- What you will do: Reproduce word for word the stretch of lines from the very first one through the line containing "choice-48-4[interactable]: ④ 2ab", with both ends included.

- Source records:
================================
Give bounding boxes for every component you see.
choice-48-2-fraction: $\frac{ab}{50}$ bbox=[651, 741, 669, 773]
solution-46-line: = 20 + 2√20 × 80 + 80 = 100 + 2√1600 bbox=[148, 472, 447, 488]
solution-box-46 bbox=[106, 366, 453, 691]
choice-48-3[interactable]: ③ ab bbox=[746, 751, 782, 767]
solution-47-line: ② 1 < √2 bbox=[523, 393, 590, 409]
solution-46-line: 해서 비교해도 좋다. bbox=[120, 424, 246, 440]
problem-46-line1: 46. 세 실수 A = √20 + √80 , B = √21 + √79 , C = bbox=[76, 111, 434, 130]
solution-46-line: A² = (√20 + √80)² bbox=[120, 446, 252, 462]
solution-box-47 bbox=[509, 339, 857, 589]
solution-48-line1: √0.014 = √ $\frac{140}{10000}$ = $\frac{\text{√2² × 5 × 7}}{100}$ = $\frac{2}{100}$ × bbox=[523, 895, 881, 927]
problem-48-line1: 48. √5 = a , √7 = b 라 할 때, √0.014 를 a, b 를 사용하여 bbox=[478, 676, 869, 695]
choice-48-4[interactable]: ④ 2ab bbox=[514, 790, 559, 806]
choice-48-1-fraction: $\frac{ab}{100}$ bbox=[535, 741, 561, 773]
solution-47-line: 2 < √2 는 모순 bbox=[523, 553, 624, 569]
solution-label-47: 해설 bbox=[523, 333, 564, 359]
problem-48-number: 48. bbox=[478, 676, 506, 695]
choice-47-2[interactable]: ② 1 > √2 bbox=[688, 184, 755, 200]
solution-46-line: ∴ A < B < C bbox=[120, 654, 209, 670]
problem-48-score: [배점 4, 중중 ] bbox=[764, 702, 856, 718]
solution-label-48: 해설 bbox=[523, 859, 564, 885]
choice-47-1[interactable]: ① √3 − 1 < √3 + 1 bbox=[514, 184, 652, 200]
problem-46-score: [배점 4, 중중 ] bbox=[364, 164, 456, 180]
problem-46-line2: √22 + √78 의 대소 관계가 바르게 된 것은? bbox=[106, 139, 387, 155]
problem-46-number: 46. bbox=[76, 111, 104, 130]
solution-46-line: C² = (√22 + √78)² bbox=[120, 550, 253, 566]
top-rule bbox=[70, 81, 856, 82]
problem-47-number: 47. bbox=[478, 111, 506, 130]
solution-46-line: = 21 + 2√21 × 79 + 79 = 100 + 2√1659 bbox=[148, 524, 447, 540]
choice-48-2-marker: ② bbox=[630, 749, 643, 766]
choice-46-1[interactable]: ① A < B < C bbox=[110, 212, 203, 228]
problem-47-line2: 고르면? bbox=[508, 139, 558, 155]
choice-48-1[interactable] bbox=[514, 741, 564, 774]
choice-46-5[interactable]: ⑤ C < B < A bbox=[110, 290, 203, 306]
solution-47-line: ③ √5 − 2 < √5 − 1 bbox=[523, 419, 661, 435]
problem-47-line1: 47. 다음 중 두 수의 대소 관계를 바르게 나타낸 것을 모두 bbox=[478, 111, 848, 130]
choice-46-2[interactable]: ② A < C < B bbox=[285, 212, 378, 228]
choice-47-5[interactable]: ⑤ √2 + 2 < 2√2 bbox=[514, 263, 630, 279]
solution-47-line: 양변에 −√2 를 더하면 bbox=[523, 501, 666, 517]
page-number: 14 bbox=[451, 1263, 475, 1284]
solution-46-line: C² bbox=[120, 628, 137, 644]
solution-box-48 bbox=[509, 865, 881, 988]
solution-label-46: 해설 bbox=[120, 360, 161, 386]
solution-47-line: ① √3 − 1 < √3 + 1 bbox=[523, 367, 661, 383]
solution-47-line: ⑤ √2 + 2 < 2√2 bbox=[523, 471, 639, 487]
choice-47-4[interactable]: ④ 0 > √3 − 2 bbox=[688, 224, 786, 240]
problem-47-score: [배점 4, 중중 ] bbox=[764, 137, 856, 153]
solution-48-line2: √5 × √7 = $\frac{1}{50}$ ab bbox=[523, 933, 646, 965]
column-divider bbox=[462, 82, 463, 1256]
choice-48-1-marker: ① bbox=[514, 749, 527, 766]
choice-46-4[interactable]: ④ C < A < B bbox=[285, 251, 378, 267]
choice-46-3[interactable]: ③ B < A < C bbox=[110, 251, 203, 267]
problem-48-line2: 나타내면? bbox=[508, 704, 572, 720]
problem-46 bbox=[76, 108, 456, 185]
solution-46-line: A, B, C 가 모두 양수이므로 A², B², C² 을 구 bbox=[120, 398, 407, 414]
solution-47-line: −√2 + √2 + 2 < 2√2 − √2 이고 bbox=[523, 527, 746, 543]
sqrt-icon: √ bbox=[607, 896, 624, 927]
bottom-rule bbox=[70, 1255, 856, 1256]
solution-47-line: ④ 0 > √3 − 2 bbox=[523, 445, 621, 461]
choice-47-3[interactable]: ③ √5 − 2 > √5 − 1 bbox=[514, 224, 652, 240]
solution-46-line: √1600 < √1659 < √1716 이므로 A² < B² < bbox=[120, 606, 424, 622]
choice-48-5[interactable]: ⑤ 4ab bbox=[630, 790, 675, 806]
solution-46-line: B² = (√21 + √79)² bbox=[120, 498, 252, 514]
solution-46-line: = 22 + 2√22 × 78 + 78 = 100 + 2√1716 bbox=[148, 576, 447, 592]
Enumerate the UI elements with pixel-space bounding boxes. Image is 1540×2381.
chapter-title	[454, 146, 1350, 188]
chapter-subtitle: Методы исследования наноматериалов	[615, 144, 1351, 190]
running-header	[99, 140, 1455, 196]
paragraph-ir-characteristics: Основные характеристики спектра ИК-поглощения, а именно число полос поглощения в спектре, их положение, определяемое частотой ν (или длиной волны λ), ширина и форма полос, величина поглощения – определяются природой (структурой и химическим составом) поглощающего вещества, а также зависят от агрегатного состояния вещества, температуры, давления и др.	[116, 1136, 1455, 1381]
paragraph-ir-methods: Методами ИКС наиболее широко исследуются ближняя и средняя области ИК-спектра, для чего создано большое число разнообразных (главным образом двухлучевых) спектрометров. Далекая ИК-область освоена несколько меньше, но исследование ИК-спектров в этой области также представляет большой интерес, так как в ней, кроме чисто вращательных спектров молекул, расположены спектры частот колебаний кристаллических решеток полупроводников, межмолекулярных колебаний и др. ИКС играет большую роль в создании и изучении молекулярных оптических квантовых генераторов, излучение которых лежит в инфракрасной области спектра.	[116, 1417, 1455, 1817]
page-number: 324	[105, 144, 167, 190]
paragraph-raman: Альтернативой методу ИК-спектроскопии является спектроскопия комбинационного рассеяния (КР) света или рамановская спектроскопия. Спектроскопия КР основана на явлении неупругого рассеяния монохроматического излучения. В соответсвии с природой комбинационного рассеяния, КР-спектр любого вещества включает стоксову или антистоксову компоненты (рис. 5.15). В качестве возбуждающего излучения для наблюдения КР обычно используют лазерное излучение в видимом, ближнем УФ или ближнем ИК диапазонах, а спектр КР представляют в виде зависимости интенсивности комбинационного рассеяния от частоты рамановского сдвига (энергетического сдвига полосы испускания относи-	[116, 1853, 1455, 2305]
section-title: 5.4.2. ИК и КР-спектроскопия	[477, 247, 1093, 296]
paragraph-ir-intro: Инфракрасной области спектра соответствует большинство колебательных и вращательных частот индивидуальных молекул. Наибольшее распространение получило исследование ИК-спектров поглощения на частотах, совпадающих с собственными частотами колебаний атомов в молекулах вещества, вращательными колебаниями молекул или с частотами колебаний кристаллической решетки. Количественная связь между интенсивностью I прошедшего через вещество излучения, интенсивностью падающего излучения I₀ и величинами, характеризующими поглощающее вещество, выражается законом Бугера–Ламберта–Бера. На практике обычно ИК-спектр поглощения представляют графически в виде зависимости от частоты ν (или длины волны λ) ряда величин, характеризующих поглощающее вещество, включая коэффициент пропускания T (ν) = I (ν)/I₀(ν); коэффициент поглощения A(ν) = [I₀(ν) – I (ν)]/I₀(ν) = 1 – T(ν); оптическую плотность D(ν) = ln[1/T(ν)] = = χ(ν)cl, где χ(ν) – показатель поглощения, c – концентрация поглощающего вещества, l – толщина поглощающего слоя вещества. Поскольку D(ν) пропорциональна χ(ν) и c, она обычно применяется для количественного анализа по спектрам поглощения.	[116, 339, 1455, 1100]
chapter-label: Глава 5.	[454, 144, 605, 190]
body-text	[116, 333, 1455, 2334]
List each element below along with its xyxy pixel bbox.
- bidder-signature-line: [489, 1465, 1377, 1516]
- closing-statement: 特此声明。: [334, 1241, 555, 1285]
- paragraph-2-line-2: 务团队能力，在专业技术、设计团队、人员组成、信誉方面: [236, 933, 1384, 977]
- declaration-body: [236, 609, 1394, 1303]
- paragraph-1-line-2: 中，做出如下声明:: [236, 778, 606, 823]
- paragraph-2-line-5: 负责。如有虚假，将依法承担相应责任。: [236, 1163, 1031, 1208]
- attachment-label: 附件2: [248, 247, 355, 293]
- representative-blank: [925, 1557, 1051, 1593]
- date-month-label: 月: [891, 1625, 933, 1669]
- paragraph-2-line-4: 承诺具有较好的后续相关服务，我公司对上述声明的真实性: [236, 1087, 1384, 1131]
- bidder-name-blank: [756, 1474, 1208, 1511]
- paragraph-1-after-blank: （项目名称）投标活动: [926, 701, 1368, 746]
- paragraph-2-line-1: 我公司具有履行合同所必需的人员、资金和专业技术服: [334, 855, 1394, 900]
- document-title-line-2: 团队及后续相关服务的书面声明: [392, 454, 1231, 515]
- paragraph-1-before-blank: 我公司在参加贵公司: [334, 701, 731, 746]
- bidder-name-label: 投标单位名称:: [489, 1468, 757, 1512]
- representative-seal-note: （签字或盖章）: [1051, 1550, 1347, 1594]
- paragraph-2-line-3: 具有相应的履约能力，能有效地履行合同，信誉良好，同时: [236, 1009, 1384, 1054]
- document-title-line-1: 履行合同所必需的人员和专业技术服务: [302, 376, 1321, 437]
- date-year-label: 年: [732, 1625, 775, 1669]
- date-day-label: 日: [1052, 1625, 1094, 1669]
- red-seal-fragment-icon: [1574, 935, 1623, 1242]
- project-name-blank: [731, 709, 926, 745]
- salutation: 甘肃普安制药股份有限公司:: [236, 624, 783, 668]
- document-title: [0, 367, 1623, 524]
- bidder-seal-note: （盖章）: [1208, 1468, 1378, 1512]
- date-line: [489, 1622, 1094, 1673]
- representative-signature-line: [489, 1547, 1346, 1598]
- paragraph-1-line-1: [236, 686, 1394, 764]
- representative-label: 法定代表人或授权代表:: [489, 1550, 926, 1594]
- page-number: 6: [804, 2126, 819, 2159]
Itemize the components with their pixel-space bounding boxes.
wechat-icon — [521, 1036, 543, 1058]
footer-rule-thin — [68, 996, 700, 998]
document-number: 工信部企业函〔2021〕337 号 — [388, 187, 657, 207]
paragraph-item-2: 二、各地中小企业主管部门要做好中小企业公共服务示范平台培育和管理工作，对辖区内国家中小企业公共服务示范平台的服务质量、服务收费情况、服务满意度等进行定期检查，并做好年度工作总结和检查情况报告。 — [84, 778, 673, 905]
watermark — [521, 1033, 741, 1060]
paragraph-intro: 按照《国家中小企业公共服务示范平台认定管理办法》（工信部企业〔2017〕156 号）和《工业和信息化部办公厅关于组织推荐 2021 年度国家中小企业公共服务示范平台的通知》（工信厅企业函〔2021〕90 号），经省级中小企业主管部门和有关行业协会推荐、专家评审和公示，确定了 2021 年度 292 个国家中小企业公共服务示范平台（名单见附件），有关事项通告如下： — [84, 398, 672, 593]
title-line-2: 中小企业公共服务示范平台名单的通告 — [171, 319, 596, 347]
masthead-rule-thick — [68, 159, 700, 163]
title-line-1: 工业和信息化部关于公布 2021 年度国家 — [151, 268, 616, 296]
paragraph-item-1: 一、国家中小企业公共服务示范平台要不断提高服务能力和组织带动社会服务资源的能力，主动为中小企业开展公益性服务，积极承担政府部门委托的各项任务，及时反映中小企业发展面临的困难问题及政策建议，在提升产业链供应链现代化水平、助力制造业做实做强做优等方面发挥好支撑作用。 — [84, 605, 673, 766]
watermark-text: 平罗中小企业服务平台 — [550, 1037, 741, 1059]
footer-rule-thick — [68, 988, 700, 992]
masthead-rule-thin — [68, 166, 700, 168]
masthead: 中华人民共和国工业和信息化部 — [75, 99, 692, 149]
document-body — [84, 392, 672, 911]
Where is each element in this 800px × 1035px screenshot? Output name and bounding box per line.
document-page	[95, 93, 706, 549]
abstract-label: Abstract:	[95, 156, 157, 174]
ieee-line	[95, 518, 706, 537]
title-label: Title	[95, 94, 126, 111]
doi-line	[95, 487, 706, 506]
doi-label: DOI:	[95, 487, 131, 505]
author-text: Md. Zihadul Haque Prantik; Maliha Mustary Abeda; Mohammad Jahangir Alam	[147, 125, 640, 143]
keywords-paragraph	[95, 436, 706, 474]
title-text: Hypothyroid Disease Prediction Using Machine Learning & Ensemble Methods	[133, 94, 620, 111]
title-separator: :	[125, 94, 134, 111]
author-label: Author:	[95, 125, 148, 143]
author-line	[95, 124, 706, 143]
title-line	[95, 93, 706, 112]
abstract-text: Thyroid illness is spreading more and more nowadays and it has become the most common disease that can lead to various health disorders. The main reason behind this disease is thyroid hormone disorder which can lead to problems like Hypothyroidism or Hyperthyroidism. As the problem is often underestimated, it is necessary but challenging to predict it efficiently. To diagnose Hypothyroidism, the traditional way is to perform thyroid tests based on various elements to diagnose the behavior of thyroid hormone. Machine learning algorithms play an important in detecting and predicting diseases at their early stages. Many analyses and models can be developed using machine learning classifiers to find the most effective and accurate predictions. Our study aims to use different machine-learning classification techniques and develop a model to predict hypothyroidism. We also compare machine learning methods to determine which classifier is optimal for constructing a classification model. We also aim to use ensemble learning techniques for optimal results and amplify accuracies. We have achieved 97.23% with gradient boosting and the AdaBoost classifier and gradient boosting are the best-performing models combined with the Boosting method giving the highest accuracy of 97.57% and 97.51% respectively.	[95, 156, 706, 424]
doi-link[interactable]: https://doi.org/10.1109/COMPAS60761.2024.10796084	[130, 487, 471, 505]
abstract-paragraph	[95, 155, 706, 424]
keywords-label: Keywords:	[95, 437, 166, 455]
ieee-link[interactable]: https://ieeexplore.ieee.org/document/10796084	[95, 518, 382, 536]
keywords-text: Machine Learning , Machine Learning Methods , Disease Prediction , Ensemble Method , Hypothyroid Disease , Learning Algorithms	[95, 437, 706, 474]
================================
- Solution for this task:
Give bounding boxes for every component you see.
choice-48-2-fraction: $\frac{ab}{50}$ bbox=[651, 741, 669, 773]
solution-46-line: = 20 + 2√20 × 80 + 80 = 100 + 2√1600 bbox=[148, 472, 447, 488]
solution-box-46 bbox=[106, 366, 453, 691]
choice-48-3[interactable]: ③ ab bbox=[746, 751, 782, 767]
solution-47-line: ② 1 < √2 bbox=[523, 393, 590, 409]
solution-46-line: 해서 비교해도 좋다. bbox=[120, 424, 246, 440]
problem-46-line1: 46. 세 실수 A = √20 + √80 , B = √21 + √79 , C = bbox=[76, 111, 434, 130]
solution-46-line: A² = (√20 + √80)² bbox=[120, 446, 252, 462]
solution-box-47 bbox=[509, 339, 857, 589]
solution-48-line1: √0.014 = √ $\frac{140}{10000}$ = $\frac{\text{√2² × 5 × 7}}{100}$ = $\frac{2}{100}$ × bbox=[523, 895, 881, 927]
problem-48-line1: 48. √5 = a , √7 = b 라 할 때, √0.014 를 a, b 를 사용하여 bbox=[478, 676, 869, 695]
choice-48-4[interactable]: ④ 2ab bbox=[514, 790, 559, 806]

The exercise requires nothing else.